● WHAT TO WORK ON
Go through the data below. Pull out every line that has the word "Consistency".

● MATERIAL FOR THE TASK
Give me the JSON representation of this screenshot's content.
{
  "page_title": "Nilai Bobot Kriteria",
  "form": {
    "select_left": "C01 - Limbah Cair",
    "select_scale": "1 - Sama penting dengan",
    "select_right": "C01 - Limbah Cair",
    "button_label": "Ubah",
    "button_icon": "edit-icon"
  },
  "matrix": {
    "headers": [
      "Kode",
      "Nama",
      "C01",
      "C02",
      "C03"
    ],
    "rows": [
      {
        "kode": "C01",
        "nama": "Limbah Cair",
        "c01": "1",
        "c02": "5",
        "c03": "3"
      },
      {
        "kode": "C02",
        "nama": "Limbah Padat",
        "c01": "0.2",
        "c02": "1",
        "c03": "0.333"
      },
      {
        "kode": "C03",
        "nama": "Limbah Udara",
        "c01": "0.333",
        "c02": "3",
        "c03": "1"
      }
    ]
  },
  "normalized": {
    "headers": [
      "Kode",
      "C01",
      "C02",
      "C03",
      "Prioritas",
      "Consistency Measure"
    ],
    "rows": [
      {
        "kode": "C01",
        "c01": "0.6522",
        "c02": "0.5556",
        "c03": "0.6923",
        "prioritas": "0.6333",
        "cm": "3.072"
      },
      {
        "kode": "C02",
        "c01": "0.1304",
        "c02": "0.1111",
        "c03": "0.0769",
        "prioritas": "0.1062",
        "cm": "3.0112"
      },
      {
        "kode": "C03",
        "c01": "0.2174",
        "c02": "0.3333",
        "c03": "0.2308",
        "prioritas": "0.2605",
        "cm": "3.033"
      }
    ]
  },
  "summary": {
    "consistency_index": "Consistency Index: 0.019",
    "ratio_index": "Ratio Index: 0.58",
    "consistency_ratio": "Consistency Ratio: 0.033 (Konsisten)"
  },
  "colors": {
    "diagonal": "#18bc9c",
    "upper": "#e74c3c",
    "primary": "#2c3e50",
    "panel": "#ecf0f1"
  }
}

● FINISHED TASK
      "Consistency Measure"
    "consistency_index": "Consistency Index: 0.019",
    "consistency_ratio": "Consistency Ratio: 0.033 (Konsisten)"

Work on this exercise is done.